[Data items]
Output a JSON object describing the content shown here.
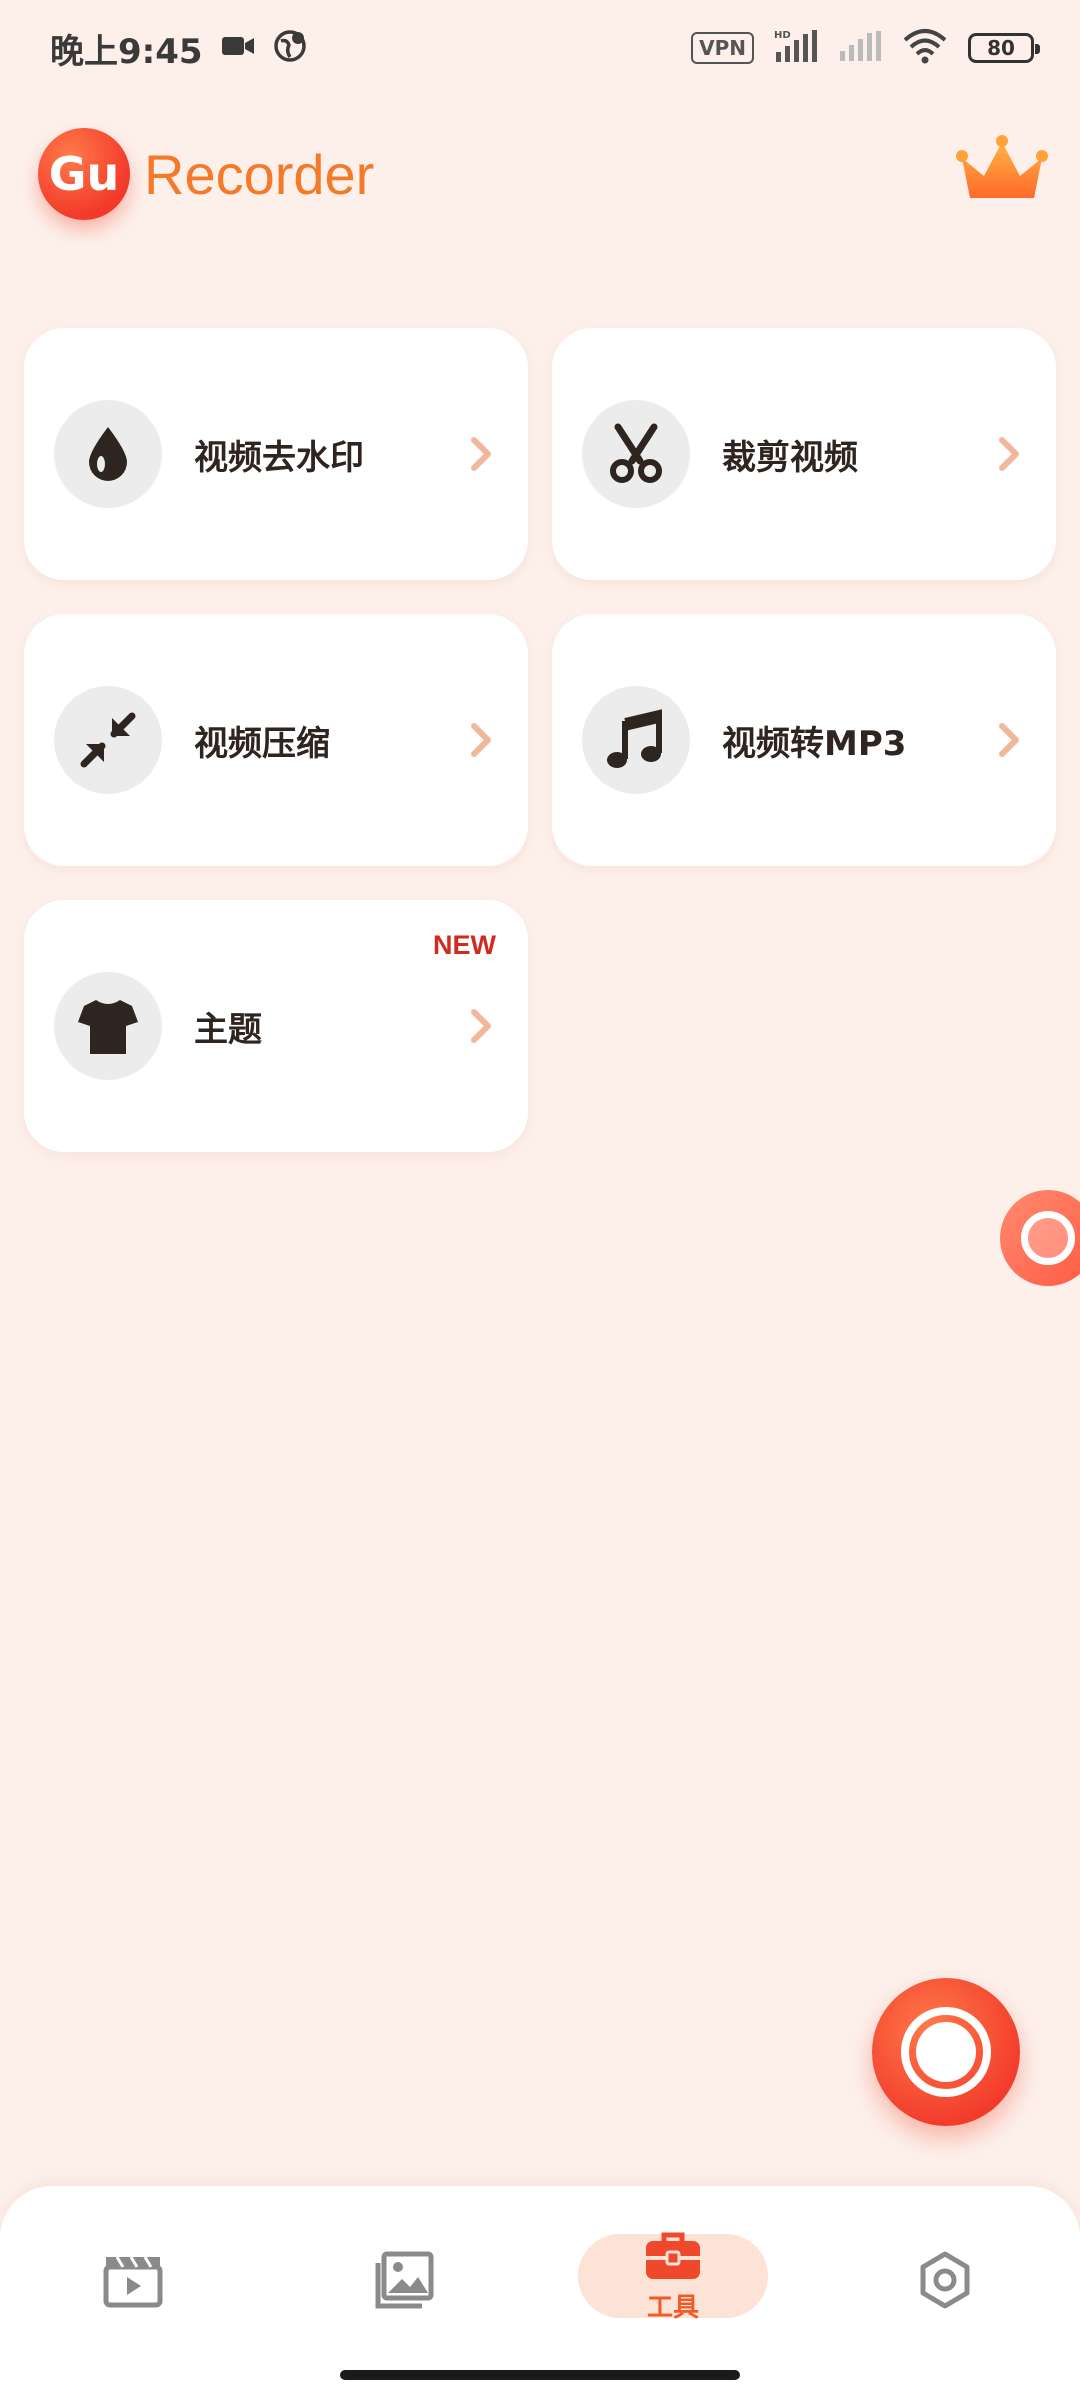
{
  "status_bar": {
    "time": "晚上9:45",
    "vpn": "VPN",
    "hd": "HD",
    "battery": "80"
  },
  "header": {
    "logo_text": "Gu",
    "app_name": "Recorder",
    "premium_icon": "crown-icon"
  },
  "tools": [
    {
      "label": "视频去水印",
      "icon": "water-drop-icon"
    },
    {
      "label": "裁剪视频",
      "icon": "scissors-icon"
    },
    {
      "label": "视频压缩",
      "icon": "compress-icon"
    },
    {
      "label": "视频转MP3",
      "icon": "music-note-icon"
    },
    {
      "label": "主题",
      "icon": "tshirt-icon",
      "badge": "NEW"
    }
  ],
  "bottom_nav": {
    "items": [
      {
        "icon": "video-clapper-icon",
        "label": ""
      },
      {
        "icon": "gallery-icon",
        "label": ""
      },
      {
        "icon": "toolbox-icon",
        "label": "工具",
        "active": true
      },
      {
        "icon": "settings-icon",
        "label": ""
      }
    ]
  },
  "colors": {
    "background": "#fdf0eb",
    "accent": "#f25a2a",
    "brand_text": "#f47a2a",
    "badge_red": "#d22a1e"
  }
}
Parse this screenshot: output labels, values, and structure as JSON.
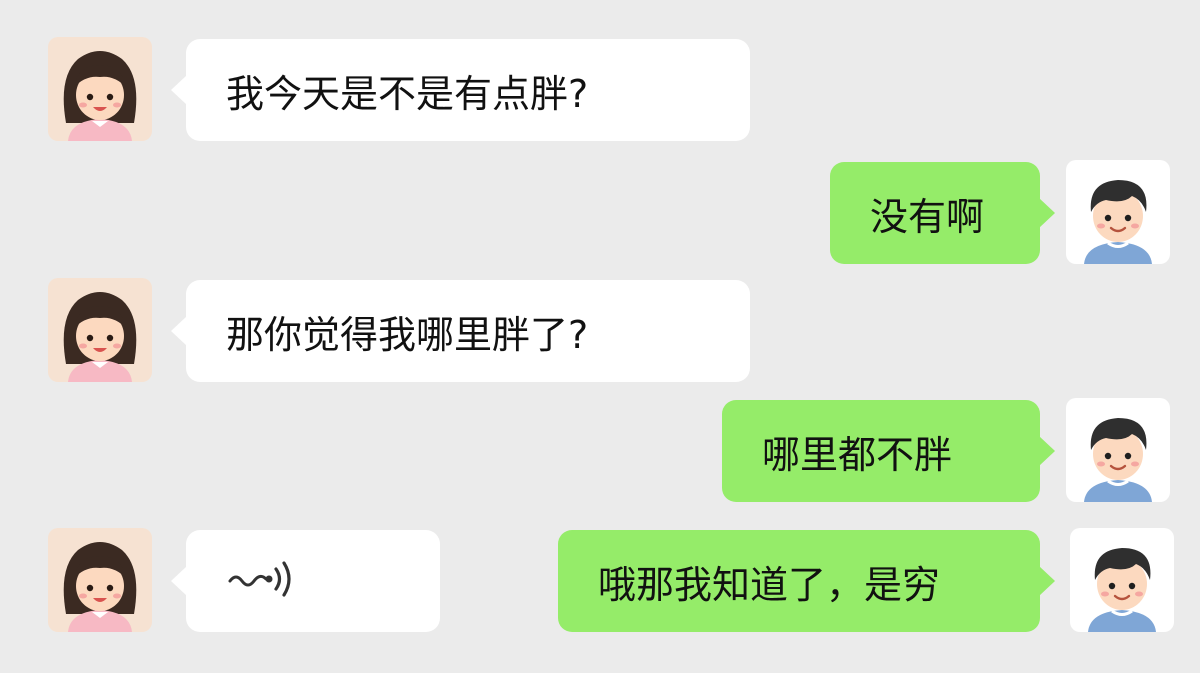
{
  "chat": {
    "messages": [
      {
        "sender": "girl",
        "type": "text",
        "text": "我今天是不是有点胖?"
      },
      {
        "sender": "boy",
        "type": "text",
        "text": "没有啊"
      },
      {
        "sender": "girl",
        "type": "text",
        "text": "那你觉得我哪里胖了?"
      },
      {
        "sender": "boy",
        "type": "text",
        "text": "哪里都不胖"
      },
      {
        "sender": "girl",
        "type": "voice",
        "icon": "voice-wave-icon"
      },
      {
        "sender": "boy",
        "type": "text",
        "text": "哦那我知道了，是穷"
      }
    ]
  },
  "colors": {
    "background": "#ebebeb",
    "left_bubble": "#ffffff",
    "right_bubble": "#95ec69"
  }
}
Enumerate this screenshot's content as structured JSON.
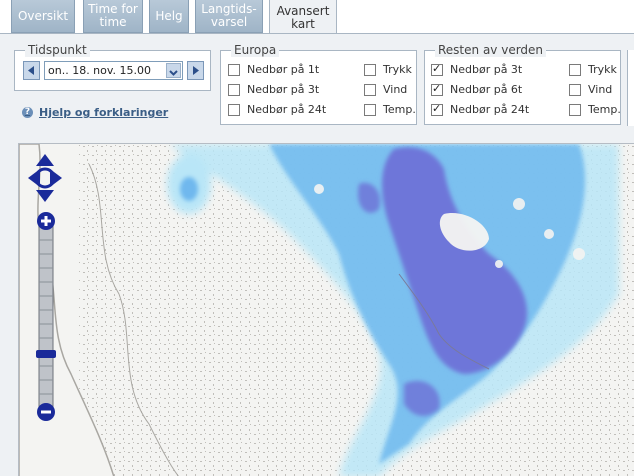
{
  "tabs": [
    {
      "label": "Oversikt",
      "active": false
    },
    {
      "label": "Time for time",
      "active": false
    },
    {
      "label": "Helg",
      "active": false
    },
    {
      "label": "Langtids-varsel",
      "active": false
    },
    {
      "label": "Avansert kart",
      "active": true
    }
  ],
  "tidspunkt": {
    "legend": "Tidspunkt",
    "selected": "on.. 18. nov. 15.00"
  },
  "europa": {
    "legend": "Europa",
    "options": [
      {
        "label": "Nedbør på 1t",
        "checked": false
      },
      {
        "label": "Nedbør på 3t",
        "checked": false
      },
      {
        "label": "Nedbør på 24t",
        "checked": false
      },
      {
        "label": "Trykk",
        "checked": false
      },
      {
        "label": "Vind",
        "checked": false
      },
      {
        "label": "Temp.",
        "checked": false
      }
    ]
  },
  "resten": {
    "legend": "Resten av verden",
    "options": [
      {
        "label": "Nedbør på 3t",
        "checked": true
      },
      {
        "label": "Nedbør på 6t",
        "checked": true
      },
      {
        "label": "Nedbør på 24t",
        "checked": true
      },
      {
        "label": "Trykk",
        "checked": false
      },
      {
        "label": "Vind",
        "checked": false
      },
      {
        "label": "Temp.",
        "checked": false
      }
    ]
  },
  "help": {
    "label": "Hjelp og forklaringer"
  },
  "colors": {
    "tab_bg": "#a9bccd",
    "precip_light": "#b9e6f7",
    "precip_mid": "#6fb8ee",
    "precip_heavy": "#6d6fd6",
    "land_water": "#a9a7a2",
    "map_bg": "#f4f4f2"
  }
}
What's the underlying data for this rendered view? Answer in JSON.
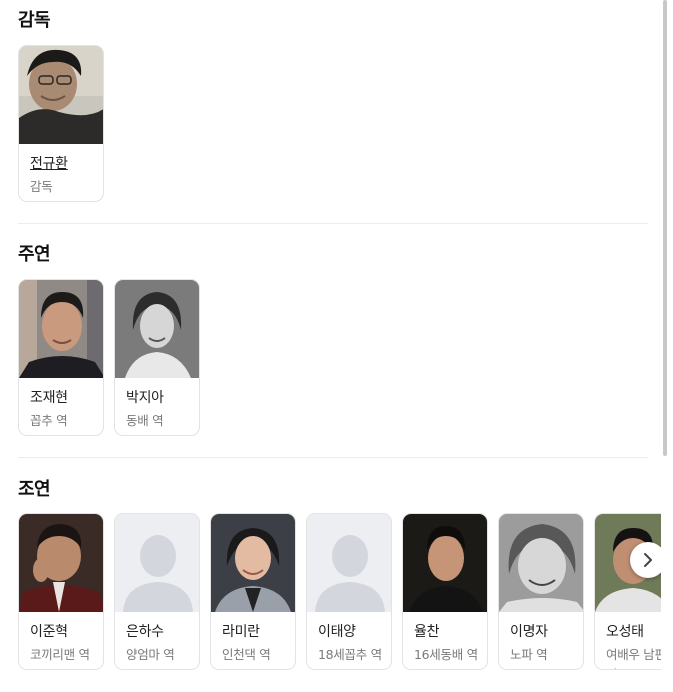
{
  "sections": {
    "director": {
      "title": "감독",
      "people": [
        {
          "name": "전규환",
          "role": "감독"
        }
      ]
    },
    "lead": {
      "title": "주연",
      "people": [
        {
          "name": "조재현",
          "role": "꼽추 역"
        },
        {
          "name": "박지아",
          "role": "동배 역"
        }
      ]
    },
    "supporting": {
      "title": "조연",
      "people": [
        {
          "name": "이준혁",
          "role": "코끼리맨 역"
        },
        {
          "name": "은하수",
          "role": "양엄마 역"
        },
        {
          "name": "라미란",
          "role": "인천댁 역"
        },
        {
          "name": "이태양",
          "role": "18세꼽추 역"
        },
        {
          "name": "율찬",
          "role": "16세동배 역"
        },
        {
          "name": "이명자",
          "role": "노파 역"
        },
        {
          "name": "오성태",
          "role": "여배우 남편 역"
        }
      ]
    }
  },
  "icons": {
    "next": "chevron-right-icon",
    "placeholder": "person-silhouette-icon"
  }
}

THE PROBLEM –
Omitting all images, retype each line of the records precisely.

EXPECTED ANSWER –
Output a JSON object describing the content shown here.
{
  "status_bar": {
    "time": "晚上9:45",
    "vpn": "VPN",
    "hd": "HD",
    "battery": "80"
  },
  "header": {
    "logo_text": "Gu",
    "app_name": "Recorder",
    "premium_icon": "crown-icon"
  },
  "tools": [
    {
      "label": "视频去水印",
      "icon": "water-drop-icon"
    },
    {
      "label": "裁剪视频",
      "icon": "scissors-icon"
    },
    {
      "label": "视频压缩",
      "icon": "compress-icon"
    },
    {
      "label": "视频转MP3",
      "icon": "music-note-icon"
    },
    {
      "label": "主题",
      "icon": "tshirt-icon",
      "badge": "NEW"
    }
  ],
  "bottom_nav": {
    "items": [
      {
        "icon": "video-clapper-icon",
        "label": ""
      },
      {
        "icon": "gallery-icon",
        "label": ""
      },
      {
        "icon": "toolbox-icon",
        "label": "工具",
        "active": true
      },
      {
        "icon": "settings-icon",
        "label": ""
      }
    ]
  },
  "colors": {
    "background": "#fdf0eb",
    "accent": "#f25a2a",
    "brand_text": "#f47a2a",
    "badge_red": "#d22a1e"
  }
}
Parse this screenshot: output labels, values, and structure as JSON.
{
  "chat": {
    "messages": [
      {
        "sender": "girl",
        "type": "text",
        "text": "我今天是不是有点胖?"
      },
      {
        "sender": "boy",
        "type": "text",
        "text": "没有啊"
      },
      {
        "sender": "girl",
        "type": "text",
        "text": "那你觉得我哪里胖了?"
      },
      {
        "sender": "boy",
        "type": "text",
        "text": "哪里都不胖"
      },
      {
        "sender": "girl",
        "type": "voice",
        "icon": "voice-wave-icon"
      },
      {
        "sender": "boy",
        "type": "text",
        "text": "哦那我知道了，是穷"
      }
    ]
  },
  "colors": {
    "background": "#ebebeb",
    "left_bubble": "#ffffff",
    "right_bubble": "#95ec69"
  }
}
Enumerate this screenshot's content as structured JSON.
{
  "tabs": [
    {
      "label": "Oversikt",
      "active": false
    },
    {
      "label": "Time for time",
      "active": false
    },
    {
      "label": "Helg",
      "active": false
    },
    {
      "label": "Langtids-varsel",
      "active": false
    },
    {
      "label": "Avansert kart",
      "active": true
    }
  ],
  "tidspunkt": {
    "legend": "Tidspunkt",
    "selected": "on.. 18. nov. 15.00"
  },
  "europa": {
    "legend": "Europa",
    "options": [
      {
        "label": "Nedbør på 1t",
        "checked": false
      },
      {
        "label": "Nedbør på 3t",
        "checked": false
      },
      {
        "label": "Nedbør på 24t",
        "checked": false
      },
      {
        "label": "Trykk",
        "checked": false
      },
      {
        "label": "Vind",
        "checked": false
      },
      {
        "label": "Temp.",
        "checked": false
      }
    ]
  },
  "resten": {
    "legend": "Resten av verden",
    "options": [
      {
        "label": "Nedbør på 3t",
        "checked": true
      },
      {
        "label": "Nedbør på 6t",
        "checked": true
      },
      {
        "label": "Nedbør på 24t",
        "checked": true
      },
      {
        "label": "Trykk",
        "checked": false
      },
      {
        "label": "Vind",
        "checked": false
      },
      {
        "label": "Temp.",
        "checked": false
      }
    ]
  },
  "help": {
    "label": "Hjelp og forklaringer"
  },
  "colors": {
    "tab_bg": "#a9bccd",
    "precip_light": "#b9e6f7",
    "precip_mid": "#6fb8ee",
    "precip_heavy": "#6d6fd6",
    "land_water": "#a9a7a2",
    "map_bg": "#f4f4f2"
  }
}
What's the underlying data for this rendered view? Answer in JSON.
{
  "sections": {
    "director": {
      "title": "감독",
      "people": [
        {
          "name": "전규환",
          "role": "감독"
        }
      ]
    },
    "lead": {
      "title": "주연",
      "people": [
        {
          "name": "조재현",
          "role": "꼽추 역"
        },
        {
          "name": "박지아",
          "role": "동배 역"
        }
      ]
    },
    "supporting": {
      "title": "조연",
      "people": [
        {
          "name": "이준혁",
          "role": "코끼리맨 역"
        },
        {
          "name": "은하수",
          "role": "양엄마 역"
        },
        {
          "name": "라미란",
          "role": "인천댁 역"
        },
        {
          "name": "이태양",
          "role": "18세꼽추 역"
        },
        {
          "name": "율찬",
          "role": "16세동배 역"
        },
        {
          "name": "이명자",
          "role": "노파 역"
        },
        {
          "name": "오성태",
          "role": "여배우 남편 역"
        }
      ]
    }
  },
  "icons": {
    "next": "chevron-right-icon",
    "placeholder": "person-silhouette-icon"
  }
}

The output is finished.